> _PROBLEM DESCRIPTION_
Locate the lines of the listing below that hold "책임입니다", then copy each of them.

> _RECORD LIST_
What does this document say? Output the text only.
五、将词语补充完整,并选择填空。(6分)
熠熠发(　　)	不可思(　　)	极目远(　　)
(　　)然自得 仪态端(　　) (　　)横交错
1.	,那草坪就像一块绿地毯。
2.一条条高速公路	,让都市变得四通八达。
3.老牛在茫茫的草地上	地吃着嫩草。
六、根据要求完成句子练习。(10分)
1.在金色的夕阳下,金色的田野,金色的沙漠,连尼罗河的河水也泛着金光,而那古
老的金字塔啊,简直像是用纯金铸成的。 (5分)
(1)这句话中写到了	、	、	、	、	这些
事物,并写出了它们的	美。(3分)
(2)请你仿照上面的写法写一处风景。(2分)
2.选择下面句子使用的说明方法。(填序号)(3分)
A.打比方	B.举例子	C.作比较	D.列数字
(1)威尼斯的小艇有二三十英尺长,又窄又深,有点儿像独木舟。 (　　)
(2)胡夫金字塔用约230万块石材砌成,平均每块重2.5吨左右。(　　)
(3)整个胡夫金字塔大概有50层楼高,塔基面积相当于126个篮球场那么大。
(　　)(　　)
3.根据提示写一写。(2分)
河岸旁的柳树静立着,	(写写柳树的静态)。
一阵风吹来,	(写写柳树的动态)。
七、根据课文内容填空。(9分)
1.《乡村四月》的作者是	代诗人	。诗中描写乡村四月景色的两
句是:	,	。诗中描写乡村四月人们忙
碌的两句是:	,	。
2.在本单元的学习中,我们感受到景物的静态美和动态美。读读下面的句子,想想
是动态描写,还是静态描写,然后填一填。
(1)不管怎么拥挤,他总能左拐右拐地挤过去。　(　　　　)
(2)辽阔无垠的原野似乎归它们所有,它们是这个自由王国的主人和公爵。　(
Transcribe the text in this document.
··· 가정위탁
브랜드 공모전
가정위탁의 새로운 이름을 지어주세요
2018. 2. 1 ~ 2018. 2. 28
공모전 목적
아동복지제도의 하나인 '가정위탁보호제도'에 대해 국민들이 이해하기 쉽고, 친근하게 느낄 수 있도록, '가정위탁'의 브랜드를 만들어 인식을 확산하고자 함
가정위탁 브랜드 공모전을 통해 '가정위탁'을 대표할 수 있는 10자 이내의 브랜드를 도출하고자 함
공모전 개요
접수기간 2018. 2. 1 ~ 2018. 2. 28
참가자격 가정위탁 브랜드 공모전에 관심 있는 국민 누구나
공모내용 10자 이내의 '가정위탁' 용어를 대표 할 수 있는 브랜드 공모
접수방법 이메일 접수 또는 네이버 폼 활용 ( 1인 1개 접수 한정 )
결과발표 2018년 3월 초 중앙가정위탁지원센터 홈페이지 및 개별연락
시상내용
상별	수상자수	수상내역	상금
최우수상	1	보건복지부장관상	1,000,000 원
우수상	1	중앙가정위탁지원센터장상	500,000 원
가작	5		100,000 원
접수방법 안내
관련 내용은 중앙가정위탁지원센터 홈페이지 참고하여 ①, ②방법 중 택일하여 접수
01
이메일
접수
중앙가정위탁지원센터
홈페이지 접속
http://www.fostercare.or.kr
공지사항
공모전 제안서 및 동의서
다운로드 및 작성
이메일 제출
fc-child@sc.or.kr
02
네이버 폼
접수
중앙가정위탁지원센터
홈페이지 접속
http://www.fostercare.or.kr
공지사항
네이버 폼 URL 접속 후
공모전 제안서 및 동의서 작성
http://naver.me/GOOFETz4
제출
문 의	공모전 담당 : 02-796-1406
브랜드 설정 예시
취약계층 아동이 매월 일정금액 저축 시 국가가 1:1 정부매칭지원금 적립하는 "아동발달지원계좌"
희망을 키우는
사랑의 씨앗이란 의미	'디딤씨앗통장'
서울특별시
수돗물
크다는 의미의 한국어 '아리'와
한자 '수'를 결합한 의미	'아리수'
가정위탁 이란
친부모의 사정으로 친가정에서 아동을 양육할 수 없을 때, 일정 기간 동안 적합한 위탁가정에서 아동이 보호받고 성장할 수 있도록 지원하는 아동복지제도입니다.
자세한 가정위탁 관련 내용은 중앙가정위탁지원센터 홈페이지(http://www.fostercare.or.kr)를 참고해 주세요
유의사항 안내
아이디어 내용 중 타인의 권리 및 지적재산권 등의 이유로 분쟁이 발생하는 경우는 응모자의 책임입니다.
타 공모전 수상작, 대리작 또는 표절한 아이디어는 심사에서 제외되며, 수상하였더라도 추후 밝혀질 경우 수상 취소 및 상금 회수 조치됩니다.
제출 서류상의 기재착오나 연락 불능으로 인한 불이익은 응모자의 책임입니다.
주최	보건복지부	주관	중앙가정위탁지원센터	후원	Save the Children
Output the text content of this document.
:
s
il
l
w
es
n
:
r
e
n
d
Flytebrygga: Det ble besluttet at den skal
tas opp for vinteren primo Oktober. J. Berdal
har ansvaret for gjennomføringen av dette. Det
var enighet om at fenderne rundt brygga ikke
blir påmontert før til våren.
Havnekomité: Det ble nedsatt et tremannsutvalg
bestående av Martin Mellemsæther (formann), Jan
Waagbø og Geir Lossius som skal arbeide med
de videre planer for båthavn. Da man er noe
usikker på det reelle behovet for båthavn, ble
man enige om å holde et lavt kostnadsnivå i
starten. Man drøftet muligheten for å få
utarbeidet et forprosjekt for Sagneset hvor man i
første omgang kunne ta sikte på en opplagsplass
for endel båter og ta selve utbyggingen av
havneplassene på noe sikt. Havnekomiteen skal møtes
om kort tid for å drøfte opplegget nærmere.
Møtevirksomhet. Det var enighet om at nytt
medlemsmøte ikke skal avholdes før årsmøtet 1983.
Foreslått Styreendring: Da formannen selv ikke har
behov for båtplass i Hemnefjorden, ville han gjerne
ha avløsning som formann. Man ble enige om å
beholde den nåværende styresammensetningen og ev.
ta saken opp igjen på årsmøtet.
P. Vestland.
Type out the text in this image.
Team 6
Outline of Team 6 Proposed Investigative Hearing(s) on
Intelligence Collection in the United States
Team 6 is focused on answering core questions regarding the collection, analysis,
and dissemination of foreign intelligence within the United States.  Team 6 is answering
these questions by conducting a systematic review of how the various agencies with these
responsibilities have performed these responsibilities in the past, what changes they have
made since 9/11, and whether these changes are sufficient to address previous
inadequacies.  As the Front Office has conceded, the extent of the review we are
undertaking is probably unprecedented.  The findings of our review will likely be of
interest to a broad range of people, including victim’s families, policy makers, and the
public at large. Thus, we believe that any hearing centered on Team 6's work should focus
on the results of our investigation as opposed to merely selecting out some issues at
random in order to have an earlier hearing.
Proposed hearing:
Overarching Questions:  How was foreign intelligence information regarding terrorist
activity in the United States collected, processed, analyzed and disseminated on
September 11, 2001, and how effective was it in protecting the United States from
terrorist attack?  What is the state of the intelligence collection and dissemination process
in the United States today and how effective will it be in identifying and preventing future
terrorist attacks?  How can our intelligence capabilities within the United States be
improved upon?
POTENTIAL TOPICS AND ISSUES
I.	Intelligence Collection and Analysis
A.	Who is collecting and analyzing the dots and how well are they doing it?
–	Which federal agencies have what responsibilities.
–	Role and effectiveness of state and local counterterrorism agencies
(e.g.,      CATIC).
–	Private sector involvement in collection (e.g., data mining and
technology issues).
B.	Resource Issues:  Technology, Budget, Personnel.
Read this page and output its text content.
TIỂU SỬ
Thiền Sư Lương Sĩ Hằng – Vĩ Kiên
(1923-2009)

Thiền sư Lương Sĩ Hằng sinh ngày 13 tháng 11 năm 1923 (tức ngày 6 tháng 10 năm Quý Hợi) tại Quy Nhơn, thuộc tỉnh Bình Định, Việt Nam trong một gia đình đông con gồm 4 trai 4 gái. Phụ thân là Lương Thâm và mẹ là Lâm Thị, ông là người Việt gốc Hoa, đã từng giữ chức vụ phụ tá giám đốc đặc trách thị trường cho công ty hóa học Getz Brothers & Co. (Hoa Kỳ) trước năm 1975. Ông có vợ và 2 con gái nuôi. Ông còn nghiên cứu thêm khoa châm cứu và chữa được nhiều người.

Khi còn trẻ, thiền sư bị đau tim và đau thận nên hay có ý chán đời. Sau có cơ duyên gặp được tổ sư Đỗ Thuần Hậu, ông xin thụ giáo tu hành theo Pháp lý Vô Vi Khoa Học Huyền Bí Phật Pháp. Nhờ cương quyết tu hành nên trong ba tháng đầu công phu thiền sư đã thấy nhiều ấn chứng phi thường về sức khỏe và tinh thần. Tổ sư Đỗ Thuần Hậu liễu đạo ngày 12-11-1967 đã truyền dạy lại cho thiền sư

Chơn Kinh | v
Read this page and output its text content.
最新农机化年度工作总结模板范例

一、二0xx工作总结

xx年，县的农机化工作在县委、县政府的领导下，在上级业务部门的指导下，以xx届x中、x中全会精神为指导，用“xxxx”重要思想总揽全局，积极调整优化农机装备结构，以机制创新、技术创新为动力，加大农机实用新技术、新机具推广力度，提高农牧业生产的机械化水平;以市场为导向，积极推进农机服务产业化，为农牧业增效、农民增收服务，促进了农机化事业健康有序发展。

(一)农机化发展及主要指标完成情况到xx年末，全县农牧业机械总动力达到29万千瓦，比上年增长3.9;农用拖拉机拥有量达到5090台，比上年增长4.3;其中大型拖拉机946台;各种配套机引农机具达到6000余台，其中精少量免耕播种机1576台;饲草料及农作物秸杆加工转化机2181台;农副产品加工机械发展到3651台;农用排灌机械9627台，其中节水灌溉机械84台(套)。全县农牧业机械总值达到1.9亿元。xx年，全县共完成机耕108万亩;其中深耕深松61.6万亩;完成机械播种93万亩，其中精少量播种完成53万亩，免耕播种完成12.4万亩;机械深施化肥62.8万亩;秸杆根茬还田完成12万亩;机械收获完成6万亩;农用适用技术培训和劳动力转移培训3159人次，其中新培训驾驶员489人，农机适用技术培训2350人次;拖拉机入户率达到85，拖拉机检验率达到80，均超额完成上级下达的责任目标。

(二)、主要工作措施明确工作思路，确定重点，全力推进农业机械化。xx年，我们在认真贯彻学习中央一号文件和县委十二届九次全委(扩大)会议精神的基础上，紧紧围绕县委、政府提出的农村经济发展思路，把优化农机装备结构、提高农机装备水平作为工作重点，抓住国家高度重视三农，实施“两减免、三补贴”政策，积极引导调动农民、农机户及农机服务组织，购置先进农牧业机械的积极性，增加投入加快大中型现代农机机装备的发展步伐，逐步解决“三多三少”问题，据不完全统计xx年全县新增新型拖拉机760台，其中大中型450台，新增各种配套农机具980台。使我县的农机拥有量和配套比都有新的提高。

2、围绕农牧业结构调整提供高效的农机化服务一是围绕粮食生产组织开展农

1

> _WRITTEN RESPONSE_
아이디어 내용 중 타인의 권리 및 지적재산권 등의 이유로 분쟁이 발생하는 경우는 응모자의 책임입니다.
제출 서류상의 기재착오나 연락 불능으로 인한 불이익은 응모자의 책임입니다.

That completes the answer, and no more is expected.